- DATA FOR THIS EXERCISE
_ _ _ _ _
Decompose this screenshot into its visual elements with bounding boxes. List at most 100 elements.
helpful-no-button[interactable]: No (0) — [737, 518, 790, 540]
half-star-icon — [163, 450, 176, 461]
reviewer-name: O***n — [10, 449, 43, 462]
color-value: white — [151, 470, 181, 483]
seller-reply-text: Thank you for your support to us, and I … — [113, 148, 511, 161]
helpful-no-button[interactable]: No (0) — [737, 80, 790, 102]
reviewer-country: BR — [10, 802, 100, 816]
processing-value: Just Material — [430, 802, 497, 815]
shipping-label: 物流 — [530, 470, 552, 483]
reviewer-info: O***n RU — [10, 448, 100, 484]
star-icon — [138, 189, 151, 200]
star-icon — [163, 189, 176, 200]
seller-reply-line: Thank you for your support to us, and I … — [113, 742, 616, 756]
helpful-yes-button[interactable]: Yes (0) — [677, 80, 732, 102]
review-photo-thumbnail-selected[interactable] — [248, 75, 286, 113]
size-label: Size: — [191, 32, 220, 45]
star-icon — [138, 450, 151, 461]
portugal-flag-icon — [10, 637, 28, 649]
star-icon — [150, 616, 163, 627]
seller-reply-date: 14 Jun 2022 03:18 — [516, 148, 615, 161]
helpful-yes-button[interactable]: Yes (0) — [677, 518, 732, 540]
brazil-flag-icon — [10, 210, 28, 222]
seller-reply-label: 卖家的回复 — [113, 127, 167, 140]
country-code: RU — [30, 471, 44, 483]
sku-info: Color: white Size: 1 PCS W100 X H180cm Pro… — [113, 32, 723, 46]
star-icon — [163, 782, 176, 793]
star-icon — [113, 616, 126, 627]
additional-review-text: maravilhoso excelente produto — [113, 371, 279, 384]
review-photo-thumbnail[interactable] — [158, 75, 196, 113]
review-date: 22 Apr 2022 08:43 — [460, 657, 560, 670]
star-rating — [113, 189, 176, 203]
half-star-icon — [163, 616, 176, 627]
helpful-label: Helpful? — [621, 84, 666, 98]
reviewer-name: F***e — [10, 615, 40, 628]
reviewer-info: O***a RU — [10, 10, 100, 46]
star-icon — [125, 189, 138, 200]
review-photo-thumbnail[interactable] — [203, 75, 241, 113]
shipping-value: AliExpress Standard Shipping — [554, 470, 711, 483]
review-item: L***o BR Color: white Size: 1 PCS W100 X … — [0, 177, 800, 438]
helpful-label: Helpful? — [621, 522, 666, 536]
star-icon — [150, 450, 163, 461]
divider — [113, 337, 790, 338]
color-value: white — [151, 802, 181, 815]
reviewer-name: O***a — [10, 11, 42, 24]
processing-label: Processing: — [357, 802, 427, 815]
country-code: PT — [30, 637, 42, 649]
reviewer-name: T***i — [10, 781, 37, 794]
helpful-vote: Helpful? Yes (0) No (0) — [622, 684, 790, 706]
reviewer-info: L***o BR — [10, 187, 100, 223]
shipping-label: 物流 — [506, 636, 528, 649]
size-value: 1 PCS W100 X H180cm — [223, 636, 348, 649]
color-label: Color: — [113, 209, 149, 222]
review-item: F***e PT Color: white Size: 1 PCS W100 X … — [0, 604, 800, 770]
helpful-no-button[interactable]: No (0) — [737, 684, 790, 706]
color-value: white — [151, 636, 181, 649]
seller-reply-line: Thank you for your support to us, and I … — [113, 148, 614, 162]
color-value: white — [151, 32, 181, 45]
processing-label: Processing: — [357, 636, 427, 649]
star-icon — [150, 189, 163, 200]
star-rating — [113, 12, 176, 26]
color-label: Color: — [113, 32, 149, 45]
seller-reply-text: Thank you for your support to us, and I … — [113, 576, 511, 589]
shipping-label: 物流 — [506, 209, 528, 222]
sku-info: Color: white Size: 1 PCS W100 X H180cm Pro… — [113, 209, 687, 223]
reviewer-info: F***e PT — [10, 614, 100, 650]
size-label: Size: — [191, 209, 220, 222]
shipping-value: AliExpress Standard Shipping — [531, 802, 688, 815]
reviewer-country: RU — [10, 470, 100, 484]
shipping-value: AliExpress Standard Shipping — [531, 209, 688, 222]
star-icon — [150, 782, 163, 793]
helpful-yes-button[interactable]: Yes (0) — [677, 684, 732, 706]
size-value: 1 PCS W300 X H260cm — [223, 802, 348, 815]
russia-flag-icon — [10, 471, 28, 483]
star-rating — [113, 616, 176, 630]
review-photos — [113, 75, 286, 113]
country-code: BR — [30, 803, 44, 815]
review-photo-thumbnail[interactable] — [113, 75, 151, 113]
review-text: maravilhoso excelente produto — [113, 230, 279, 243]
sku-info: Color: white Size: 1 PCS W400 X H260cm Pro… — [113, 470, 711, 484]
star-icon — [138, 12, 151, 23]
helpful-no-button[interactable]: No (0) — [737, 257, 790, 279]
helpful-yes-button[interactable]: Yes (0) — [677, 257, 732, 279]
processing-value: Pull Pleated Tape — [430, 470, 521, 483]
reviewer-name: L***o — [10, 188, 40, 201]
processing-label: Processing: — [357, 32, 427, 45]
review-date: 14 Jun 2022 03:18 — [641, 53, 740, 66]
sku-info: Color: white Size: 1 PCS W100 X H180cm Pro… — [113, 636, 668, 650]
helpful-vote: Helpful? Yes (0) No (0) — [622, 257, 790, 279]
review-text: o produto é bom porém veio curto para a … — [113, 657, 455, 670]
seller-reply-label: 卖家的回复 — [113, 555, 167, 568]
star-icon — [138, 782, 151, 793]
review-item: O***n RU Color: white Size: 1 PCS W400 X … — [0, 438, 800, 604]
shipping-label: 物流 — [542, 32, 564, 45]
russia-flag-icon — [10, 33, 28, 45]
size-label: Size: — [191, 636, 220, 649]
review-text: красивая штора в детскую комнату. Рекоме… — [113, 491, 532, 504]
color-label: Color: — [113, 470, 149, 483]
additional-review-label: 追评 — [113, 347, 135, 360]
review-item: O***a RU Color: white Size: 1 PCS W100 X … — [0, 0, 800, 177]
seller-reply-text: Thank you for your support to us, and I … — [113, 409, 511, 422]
_ _ _ _ _
- SHORT PROBLEM
Write out the records above as a numbered list, leaving out any blank lines.

- ANSWER FOR THIS EXERCISE
1. Decompose this screenshot into its visual elements with bounding boxes. List at most 100 elements.
2. helpful-no-button[interactable]: No (0) — [737, 518, 790, 540]
3. half-star-icon — [163, 450, 176, 461]
4. reviewer-name: O***n — [10, 449, 43, 462]
5. color-value: white — [151, 470, 181, 483]
6. seller-reply-text: Thank you for your support to us, and I … — [113, 148, 511, 161]
7. helpful-no-button[interactable]: No (0) — [737, 80, 790, 102]
8. reviewer-country: BR — [10, 802, 100, 816]
9. processing-value: Just Material — [430, 802, 497, 815]
10. shipping-label: 物流 — [530, 470, 552, 483]
11. reviewer-info: O***n RU — [10, 448, 100, 484]
12. star-icon — [138, 189, 151, 200]
13. star-icon — [163, 189, 176, 200]
14. seller-reply-line: Thank you for your support to us, and I … — [113, 742, 616, 756]
15. helpful-yes-button[interactable]: Yes (0) — [677, 80, 732, 102]
16. review-photo-thumbnail-selected[interactable] — [248, 75, 286, 113]
17. size-label: Size: — [191, 32, 220, 45]
18. star-icon — [138, 450, 151, 461]
19. portugal-flag-icon — [10, 637, 28, 649]
20. star-icon — [150, 616, 163, 627]
21. seller-reply-date: 14 Jun 2022 03:18 — [516, 148, 615, 161]
22. helpful-yes-button[interactable]: Yes (0) — [677, 518, 732, 540]
23. brazil-flag-icon — [10, 210, 28, 222]
24. seller-reply-label: 卖家的回复 — [113, 127, 167, 140]
25. country-code: RU — [30, 471, 44, 483]
26. sku-info: Color: white Size: 1 PCS W100 X H180cm Pro… — [113, 32, 723, 46]
27. star-icon — [163, 782, 176, 793]
28. star-icon — [113, 616, 126, 627]
29. additional-review-text: maravilhoso excelente produto — [113, 371, 279, 384]
30. review-photo-thumbnail[interactable] — [158, 75, 196, 113]
31. review-date: 22 Apr 2022 08:43 — [460, 657, 560, 670]
32. star-rating — [113, 189, 176, 203]
33. half-star-icon — [163, 616, 176, 627]
34. helpful-label: Helpful? — [621, 84, 666, 98]
35. reviewer-name: F***e — [10, 615, 40, 628]
36. reviewer-info: O***a RU — [10, 10, 100, 46]
37. star-icon — [125, 189, 138, 200]
38. review-photo-thumbnail[interactable] — [203, 75, 241, 113]
39. shipping-value: AliExpress Standard Shipping — [554, 470, 711, 483]
40. review-item: L***o BR Color: white Size: 1 PCS W100 X … — [0, 177, 800, 438]
41. helpful-label: Helpful? — [621, 522, 666, 536]
42. star-icon — [150, 450, 163, 461]
43. divider — [113, 337, 790, 338]
44. color-value: white — [151, 802, 181, 815]
45. reviewer-name: O***a — [10, 11, 42, 24]
46. processing-label: Processing: — [357, 802, 427, 815]
47. country-code: PT — [30, 637, 42, 649]
48. reviewer-name: T***i — [10, 781, 37, 794]
49. helpful-vote: Helpful? Yes (0) No (0) — [622, 684, 790, 706]
50. reviewer-info: L***o BR — [10, 187, 100, 223]
51. shipping-label: 物流 — [506, 636, 528, 649]
52. size-value: 1 PCS W100 X H180cm — [223, 636, 348, 649]
53. color-label: Color: — [113, 209, 149, 222]
54. review-item: F***e PT Color: white Size: 1 PCS W100 X … — [0, 604, 800, 770]
55. helpful-no-button[interactable]: No (0) — [737, 684, 790, 706]
56. color-value: white — [151, 636, 181, 649]
57. seller-reply-line: Thank you for your support to us, and I … — [113, 148, 614, 162]
58. color-value: white — [151, 32, 181, 45]
59. processing-label: Processing: — [357, 636, 427, 649]
60. star-icon — [150, 189, 163, 200]
61. star-rating — [113, 12, 176, 26]
62. color-label: Color: — [113, 32, 149, 45]
63. seller-reply-text: Thank you for your support to us, and I … — [113, 576, 511, 589]
64. shipping-label: 物流 — [506, 209, 528, 222]
65. sku-info: Color: white Size: 1 PCS W100 X H180cm Pro… — [113, 209, 687, 223]
66. reviewer-info: F***e PT — [10, 614, 100, 650]
67. size-label: Size: — [191, 209, 220, 222]
68. shipping-value: AliExpress Standard Shipping — [531, 802, 688, 815]
69. reviewer-country: RU — [10, 470, 100, 484]
70. shipping-value: AliExpress Standard Shipping — [531, 209, 688, 222]
71. star-icon — [150, 782, 163, 793]
72. helpful-yes-button[interactable]: Yes (0) — [677, 684, 732, 706]
73. size-value: 1 PCS W300 X H260cm — [223, 802, 348, 815]
74. russia-flag-icon — [10, 471, 28, 483]
75. star-rating — [113, 616, 176, 630]
76. review-photos — [113, 75, 286, 113]
77. country-code: BR — [30, 803, 44, 815]
78. review-photo-thumbnail[interactable] — [113, 75, 151, 113]
79. review-text: maravilhoso excelente produto — [113, 230, 279, 243]
80. sku-info: Color: white Size: 1 PCS W400 X H260cm Pro… — [113, 470, 711, 484]
81. star-icon — [138, 12, 151, 23]
82. helpful-no-button[interactable]: No (0) — [737, 257, 790, 279]
83. helpful-yes-button[interactable]: Yes (0) — [677, 257, 732, 279]
84. processing-value: Pull Pleated Tape — [430, 470, 521, 483]
85. reviewer-name: L***o — [10, 188, 40, 201]
86. processing-label: Processing: — [357, 32, 427, 45]
87. review-date: 14 Jun 2022 03:18 — [641, 53, 740, 66]
88. sku-info: Color: white Size: 1 PCS W100 X H180cm Pro… — [113, 636, 668, 650]
89. helpful-vote: Helpful? Yes (0) No (0) — [622, 257, 790, 279]
90. review-text: o produto é bom porém veio curto para a … — [113, 657, 455, 670]
91. seller-reply-label: 卖家的回复 — [113, 555, 167, 568]
92. star-icon — [138, 782, 151, 793]
93. review-item: O***n RU Color: white Size: 1 PCS W400 X … — [0, 438, 800, 604]
94. shipping-label: 物流 — [542, 32, 564, 45]
95. russia-flag-icon — [10, 33, 28, 45]
96. size-label: Size: — [191, 636, 220, 649]
97. review-text: красивая штора в детскую комнату. Рекоме… — [113, 491, 532, 504]
98. color-label: Color: — [113, 470, 149, 483]
99. additional-review-label: 追评 — [113, 347, 135, 360]
100. review-item: O***a RU Color: white Size: 1 PCS W100 X … — [0, 0, 800, 177]
101. seller-reply-text: Thank you for your support to us, and I … — [113, 409, 511, 422]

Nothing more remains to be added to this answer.